Reproduce the listing below line for line, keeping every character unchanged.

## Exercise data
------------

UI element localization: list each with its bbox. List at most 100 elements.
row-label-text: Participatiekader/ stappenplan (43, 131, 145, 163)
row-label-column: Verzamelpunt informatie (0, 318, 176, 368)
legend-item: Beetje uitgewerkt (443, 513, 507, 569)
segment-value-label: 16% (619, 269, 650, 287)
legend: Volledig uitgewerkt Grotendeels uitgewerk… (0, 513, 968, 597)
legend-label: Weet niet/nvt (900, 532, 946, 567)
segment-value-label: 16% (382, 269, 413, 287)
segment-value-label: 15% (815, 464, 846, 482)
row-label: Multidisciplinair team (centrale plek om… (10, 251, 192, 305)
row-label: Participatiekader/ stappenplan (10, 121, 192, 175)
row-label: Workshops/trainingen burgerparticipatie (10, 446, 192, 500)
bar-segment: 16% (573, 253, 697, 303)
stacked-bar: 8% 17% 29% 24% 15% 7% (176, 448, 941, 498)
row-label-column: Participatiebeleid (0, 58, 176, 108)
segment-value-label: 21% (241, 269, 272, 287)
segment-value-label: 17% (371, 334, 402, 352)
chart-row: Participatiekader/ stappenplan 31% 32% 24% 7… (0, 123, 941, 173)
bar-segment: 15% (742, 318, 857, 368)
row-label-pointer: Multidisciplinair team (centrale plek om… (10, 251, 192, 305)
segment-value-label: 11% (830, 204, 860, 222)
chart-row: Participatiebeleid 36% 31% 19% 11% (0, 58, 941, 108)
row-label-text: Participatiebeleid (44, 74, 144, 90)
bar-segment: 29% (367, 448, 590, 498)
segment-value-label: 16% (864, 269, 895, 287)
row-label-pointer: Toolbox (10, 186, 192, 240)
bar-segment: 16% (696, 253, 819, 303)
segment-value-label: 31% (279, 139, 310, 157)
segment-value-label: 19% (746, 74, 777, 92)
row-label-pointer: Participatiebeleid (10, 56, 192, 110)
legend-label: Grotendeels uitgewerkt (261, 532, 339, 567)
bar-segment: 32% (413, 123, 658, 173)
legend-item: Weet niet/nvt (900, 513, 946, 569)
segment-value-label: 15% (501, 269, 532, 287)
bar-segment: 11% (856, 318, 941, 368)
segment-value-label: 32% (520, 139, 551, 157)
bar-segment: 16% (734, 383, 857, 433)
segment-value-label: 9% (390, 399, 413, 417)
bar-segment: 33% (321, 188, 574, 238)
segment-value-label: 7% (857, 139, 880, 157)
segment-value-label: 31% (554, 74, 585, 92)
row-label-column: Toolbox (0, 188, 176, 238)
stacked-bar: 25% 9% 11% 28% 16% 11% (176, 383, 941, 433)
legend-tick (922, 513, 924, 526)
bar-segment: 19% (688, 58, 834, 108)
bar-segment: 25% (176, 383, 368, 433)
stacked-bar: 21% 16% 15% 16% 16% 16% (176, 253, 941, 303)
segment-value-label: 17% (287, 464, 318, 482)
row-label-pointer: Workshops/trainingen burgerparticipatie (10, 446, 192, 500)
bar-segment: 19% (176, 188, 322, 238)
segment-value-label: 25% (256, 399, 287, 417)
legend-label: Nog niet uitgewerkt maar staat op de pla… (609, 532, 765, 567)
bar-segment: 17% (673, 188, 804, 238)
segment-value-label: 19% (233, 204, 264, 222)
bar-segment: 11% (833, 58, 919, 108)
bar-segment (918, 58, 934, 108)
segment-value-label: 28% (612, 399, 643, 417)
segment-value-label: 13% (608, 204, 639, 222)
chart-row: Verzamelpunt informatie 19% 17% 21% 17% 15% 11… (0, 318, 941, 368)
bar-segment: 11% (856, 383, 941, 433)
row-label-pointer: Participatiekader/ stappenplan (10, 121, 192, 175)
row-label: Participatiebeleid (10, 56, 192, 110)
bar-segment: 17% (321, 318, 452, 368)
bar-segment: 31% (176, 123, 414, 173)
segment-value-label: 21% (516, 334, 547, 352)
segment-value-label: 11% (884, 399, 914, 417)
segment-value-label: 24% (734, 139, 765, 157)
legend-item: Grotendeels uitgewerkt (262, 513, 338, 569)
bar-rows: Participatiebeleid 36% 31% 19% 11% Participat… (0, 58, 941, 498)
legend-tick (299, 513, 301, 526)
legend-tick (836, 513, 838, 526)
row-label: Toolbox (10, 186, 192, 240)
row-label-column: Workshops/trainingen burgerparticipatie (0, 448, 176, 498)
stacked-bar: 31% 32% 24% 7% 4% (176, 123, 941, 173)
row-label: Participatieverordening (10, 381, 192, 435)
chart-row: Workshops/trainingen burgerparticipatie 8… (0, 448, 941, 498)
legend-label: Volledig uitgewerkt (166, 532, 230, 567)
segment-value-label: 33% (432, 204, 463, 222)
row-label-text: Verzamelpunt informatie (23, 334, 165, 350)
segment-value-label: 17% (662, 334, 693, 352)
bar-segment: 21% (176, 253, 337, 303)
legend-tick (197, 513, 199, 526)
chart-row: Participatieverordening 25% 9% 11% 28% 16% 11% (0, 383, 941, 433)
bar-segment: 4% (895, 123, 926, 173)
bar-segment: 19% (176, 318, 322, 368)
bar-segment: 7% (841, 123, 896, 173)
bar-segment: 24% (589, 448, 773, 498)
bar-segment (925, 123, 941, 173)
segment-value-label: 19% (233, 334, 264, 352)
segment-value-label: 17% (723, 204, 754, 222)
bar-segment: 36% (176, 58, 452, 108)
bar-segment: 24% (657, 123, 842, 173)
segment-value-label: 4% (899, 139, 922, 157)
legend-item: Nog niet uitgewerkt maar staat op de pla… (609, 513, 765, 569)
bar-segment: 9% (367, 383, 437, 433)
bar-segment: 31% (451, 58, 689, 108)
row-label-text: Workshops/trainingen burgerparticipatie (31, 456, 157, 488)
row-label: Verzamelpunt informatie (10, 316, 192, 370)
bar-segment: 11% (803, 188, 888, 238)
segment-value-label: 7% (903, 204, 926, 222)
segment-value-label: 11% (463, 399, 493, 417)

------------

## Expected answer
UI element localization: list each with its bbox. List at most 100 elements.
row-label-text: Participatiekader/ stappenplan (43, 131, 145, 163)
row-label-column: Verzamelpunt informatie (0, 318, 176, 368)
legend-item: Beetje uitgewerkt (443, 513, 507, 569)
segment-value-label: 16% (619, 269, 650, 287)
legend: Volledig uitgewerkt Grotendeels uitgewerk… (0, 513, 968, 597)
legend-label: Weet niet/nvt (900, 532, 946, 567)
segment-value-label: 16% (382, 269, 413, 287)
segment-value-label: 15% (815, 464, 846, 482)
row-label: Multidisciplinair team (centrale plek om… (10, 251, 192, 305)
row-label: Participatiekader/ stappenplan (10, 121, 192, 175)
row-label: Workshops/trainingen burgerparticipatie (10, 446, 192, 500)
bar-segment: 16% (573, 253, 697, 303)
stacked-bar: 8% 17% 29% 24% 15% 7% (176, 448, 941, 498)
row-label-column: Participatiebeleid (0, 58, 176, 108)
segment-value-label: 21% (241, 269, 272, 287)
segment-value-label: 17% (371, 334, 402, 352)
chart-row: Participatiekader/ stappenplan 31% 32% 24% 7… (0, 123, 941, 173)
bar-segment: 15% (742, 318, 857, 368)
row-label-pointer: Multidisciplinair team (centrale plek om… (10, 251, 192, 305)
segment-value-label: 11% (830, 204, 860, 222)
chart-row: Participatiebeleid 36% 31% 19% 11% (0, 58, 941, 108)
row-label-text: Participatiebeleid (44, 74, 144, 90)
bar-segment: 29% (367, 448, 590, 498)
segment-value-label: 16% (864, 269, 895, 287)
row-label-pointer: Toolbox (10, 186, 192, 240)
bar-segment: 16% (696, 253, 819, 303)
segment-value-label: 31% (279, 139, 310, 157)
segment-value-label: 19% (746, 74, 777, 92)
row-label-pointer: Participatiebeleid (10, 56, 192, 110)
legend-label: Grotendeels uitgewerkt (261, 532, 339, 567)
bar-segment: 32% (413, 123, 658, 173)
legend-item: Weet niet/nvt (900, 513, 946, 569)
segment-value-label: 15% (501, 269, 532, 287)
bar-segment: 11% (856, 318, 941, 368)
segment-value-label: 32% (520, 139, 551, 157)
bar-segment: 16% (734, 383, 857, 433)
segment-value-label: 9% (390, 399, 413, 417)
bar-segment: 33% (321, 188, 574, 238)
segment-value-label: 7% (857, 139, 880, 157)
segment-value-label: 31% (554, 74, 585, 92)
row-label-column: Toolbox (0, 188, 176, 238)
stacked-bar: 25% 9% 11% 28% 16% 11% (176, 383, 941, 433)
legend-tick (922, 513, 924, 526)
bar-segment: 19% (688, 58, 834, 108)
bar-segment: 25% (176, 383, 368, 433)
stacked-bar: 21% 16% 15% 16% 16% 16% (176, 253, 941, 303)
segment-value-label: 17% (287, 464, 318, 482)
row-label-pointer: Workshops/trainingen burgerparticipatie (10, 446, 192, 500)
bar-segment: 19% (176, 188, 322, 238)
segment-value-label: 25% (256, 399, 287, 417)
legend-label: Nog niet uitgewerkt maar staat op de pla… (609, 532, 765, 567)
bar-segment: 17% (673, 188, 804, 238)
segment-value-label: 19% (233, 204, 264, 222)
bar-segment: 11% (833, 58, 919, 108)
bar-segment (918, 58, 934, 108)
segment-value-label: 28% (612, 399, 643, 417)
segment-value-label: 13% (608, 204, 639, 222)
chart-row: Verzamelpunt informatie 19% 17% 21% 17% 15% 11… (0, 318, 941, 368)
bar-segment: 11% (856, 383, 941, 433)
row-label-pointer: Participatiekader/ stappenplan (10, 121, 192, 175)
row-label: Participatiebeleid (10, 56, 192, 110)
bar-segment: 17% (321, 318, 452, 368)
bar-segment: 31% (176, 123, 414, 173)
segment-value-label: 21% (516, 334, 547, 352)
segment-value-label: 11% (884, 399, 914, 417)
segment-value-label: 24% (734, 139, 765, 157)
legend-item: Grotendeels uitgewerkt (262, 513, 338, 569)
bar-rows: Participatiebeleid 36% 31% 19% 11% Participat… (0, 58, 941, 498)
legend-tick (299, 513, 301, 526)
legend-tick (836, 513, 838, 526)
row-label: Toolbox (10, 186, 192, 240)
row-label-column: Workshops/trainingen burgerparticipatie (0, 448, 176, 498)
stacked-bar: 31% 32% 24% 7% 4% (176, 123, 941, 173)
row-label: Participatieverordening (10, 381, 192, 435)
chart-row: Workshops/trainingen burgerparticipatie 8… (0, 448, 941, 498)
legend-label: Volledig uitgewerkt (166, 532, 230, 567)
segment-value-label: 33% (432, 204, 463, 222)
row-label-text: Verzamelpunt informatie (23, 334, 165, 350)
segment-value-label: 17% (662, 334, 693, 352)
bar-segment: 21% (176, 253, 337, 303)
legend-tick (197, 513, 199, 526)
chart-row: Participatieverordening 25% 9% 11% 28% 16% 11% (0, 383, 941, 433)
bar-segment: 4% (895, 123, 926, 173)
bar-segment: 19% (176, 318, 322, 368)
bar-segment: 7% (841, 123, 896, 173)
bar-segment: 24% (589, 448, 773, 498)
bar-segment (925, 123, 941, 173)
segment-value-label: 19% (233, 334, 264, 352)
segment-value-label: 17% (723, 204, 754, 222)
bar-segment: 36% (176, 58, 452, 108)
bar-segment: 24% (657, 123, 842, 173)
segment-value-label: 4% (899, 139, 922, 157)
legend-item: Nog niet uitgewerkt maar staat op de pla… (609, 513, 765, 569)
bar-segment: 9% (367, 383, 437, 433)
bar-segment: 31% (451, 58, 689, 108)
row-label-text: Workshops/trainingen burgerparticipatie (31, 456, 157, 488)
row-label: Verzamelpunt informatie (10, 316, 192, 370)
bar-segment: 11% (803, 188, 888, 238)
segment-value-label: 7% (903, 204, 926, 222)
segment-value-label: 11% (463, 399, 493, 417)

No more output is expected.